[RECORD EXCERPTS]
────────

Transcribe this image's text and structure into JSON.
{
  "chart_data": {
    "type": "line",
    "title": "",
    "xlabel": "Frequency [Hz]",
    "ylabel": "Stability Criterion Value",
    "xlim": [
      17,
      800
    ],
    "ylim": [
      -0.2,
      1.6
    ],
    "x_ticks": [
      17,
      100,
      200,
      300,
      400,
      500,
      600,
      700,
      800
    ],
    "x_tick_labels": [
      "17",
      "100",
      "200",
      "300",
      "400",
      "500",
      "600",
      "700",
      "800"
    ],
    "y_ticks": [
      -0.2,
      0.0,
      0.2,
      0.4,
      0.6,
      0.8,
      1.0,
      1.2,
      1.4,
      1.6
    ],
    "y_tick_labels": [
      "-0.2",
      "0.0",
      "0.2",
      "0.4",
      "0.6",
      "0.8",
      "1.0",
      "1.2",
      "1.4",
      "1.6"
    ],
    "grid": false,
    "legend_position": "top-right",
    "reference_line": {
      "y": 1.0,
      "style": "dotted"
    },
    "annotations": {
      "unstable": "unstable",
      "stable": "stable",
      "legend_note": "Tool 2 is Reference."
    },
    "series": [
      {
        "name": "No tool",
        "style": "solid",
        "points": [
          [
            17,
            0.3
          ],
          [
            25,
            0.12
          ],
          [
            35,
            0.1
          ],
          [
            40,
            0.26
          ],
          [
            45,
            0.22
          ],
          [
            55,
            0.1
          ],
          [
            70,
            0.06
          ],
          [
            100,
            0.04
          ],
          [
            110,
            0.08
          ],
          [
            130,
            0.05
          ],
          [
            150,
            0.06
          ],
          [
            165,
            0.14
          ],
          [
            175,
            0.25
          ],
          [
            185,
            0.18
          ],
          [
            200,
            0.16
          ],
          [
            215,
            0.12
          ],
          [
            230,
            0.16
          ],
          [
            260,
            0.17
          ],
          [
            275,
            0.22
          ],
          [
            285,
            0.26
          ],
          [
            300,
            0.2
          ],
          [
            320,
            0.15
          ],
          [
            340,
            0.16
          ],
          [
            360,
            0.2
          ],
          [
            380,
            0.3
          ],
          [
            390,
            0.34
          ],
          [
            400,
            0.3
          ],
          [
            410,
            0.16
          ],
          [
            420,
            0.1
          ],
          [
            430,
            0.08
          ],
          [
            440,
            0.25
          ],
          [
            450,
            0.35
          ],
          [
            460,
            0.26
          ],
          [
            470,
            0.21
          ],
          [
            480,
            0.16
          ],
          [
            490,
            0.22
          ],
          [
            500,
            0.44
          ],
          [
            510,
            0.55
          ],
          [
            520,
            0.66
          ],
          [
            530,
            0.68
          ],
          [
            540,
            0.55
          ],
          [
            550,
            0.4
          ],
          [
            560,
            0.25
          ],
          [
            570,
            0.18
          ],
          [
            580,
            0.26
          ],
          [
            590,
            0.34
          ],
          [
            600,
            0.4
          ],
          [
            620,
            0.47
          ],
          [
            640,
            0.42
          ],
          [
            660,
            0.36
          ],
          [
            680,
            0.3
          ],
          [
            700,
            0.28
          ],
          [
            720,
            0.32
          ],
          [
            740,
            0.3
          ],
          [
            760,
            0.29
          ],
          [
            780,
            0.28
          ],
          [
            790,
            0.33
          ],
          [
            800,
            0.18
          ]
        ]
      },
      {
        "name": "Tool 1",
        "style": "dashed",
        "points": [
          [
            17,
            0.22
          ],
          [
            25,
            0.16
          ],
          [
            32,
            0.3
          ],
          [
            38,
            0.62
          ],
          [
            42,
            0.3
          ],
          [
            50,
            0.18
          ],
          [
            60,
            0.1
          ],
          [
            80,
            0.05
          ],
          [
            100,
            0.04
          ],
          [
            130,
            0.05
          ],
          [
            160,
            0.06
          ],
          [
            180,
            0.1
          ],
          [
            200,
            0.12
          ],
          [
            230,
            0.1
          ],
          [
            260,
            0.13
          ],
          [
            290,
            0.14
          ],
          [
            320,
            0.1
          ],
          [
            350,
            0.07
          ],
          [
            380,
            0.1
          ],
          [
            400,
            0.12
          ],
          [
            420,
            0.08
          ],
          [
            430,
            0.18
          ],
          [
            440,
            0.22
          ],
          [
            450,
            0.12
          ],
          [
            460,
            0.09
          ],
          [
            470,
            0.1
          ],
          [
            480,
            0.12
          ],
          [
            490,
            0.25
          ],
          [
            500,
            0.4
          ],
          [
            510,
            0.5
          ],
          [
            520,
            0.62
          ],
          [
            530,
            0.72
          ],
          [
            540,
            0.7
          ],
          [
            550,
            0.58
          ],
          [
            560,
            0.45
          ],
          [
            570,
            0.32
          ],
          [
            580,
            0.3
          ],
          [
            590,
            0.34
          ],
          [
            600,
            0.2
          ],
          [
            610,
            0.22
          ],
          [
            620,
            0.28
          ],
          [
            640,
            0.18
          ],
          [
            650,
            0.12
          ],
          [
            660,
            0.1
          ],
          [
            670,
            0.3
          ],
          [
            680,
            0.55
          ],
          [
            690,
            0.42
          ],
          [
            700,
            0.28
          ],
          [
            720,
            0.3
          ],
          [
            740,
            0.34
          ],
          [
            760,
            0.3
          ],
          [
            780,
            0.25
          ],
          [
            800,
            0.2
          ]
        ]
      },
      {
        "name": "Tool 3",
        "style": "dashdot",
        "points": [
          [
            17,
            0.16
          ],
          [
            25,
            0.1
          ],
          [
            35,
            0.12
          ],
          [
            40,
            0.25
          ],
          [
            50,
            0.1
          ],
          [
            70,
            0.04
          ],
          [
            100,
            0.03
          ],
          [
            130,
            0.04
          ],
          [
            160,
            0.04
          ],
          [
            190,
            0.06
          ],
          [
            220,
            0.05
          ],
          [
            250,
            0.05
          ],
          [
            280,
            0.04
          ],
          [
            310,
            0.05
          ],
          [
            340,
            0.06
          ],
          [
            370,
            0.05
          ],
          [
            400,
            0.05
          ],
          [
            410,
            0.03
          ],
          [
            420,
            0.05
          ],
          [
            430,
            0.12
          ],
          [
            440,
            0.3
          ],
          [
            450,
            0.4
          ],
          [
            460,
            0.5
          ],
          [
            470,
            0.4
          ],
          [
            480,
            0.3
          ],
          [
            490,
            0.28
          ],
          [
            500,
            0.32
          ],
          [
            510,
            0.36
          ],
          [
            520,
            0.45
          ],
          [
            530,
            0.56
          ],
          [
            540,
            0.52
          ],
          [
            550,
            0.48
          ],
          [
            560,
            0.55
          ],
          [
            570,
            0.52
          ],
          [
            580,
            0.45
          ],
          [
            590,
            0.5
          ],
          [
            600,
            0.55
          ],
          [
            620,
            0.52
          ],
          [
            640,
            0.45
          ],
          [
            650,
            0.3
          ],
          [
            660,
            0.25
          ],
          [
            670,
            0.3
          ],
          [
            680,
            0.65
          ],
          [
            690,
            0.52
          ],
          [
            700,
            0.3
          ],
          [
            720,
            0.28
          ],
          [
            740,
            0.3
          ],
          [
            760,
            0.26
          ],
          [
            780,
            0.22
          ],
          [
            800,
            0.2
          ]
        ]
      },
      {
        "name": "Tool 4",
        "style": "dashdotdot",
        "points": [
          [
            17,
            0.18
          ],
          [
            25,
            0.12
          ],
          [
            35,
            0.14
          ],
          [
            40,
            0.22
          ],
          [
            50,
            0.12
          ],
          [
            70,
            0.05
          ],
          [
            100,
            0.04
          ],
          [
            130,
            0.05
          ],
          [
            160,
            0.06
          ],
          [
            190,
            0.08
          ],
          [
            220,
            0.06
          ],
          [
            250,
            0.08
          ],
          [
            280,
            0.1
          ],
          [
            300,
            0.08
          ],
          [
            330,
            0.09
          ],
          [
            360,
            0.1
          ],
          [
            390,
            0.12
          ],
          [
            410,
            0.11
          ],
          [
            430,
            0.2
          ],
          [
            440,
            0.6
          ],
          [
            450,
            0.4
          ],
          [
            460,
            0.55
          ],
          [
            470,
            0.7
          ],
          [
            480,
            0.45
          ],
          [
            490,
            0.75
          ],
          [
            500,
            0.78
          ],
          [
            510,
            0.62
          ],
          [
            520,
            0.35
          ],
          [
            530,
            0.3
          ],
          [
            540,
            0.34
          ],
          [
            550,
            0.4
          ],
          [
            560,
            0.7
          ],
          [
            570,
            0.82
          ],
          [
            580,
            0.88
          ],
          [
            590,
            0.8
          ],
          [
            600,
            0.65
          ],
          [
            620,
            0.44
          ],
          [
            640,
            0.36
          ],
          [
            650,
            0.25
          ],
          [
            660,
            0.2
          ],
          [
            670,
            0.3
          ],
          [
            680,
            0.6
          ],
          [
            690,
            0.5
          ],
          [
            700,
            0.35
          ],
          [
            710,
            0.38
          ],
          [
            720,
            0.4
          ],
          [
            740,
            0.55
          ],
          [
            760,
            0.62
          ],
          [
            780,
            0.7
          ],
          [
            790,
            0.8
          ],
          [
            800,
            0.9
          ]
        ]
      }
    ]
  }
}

────────

[EXERCISE]
Find the lines holding "name" and list every one.

[PROBLEM SOLUTION]
        "name": "No tool",
        "name": "Tool 1",
        "name": "Tool 3",
        "name": "Tool 4",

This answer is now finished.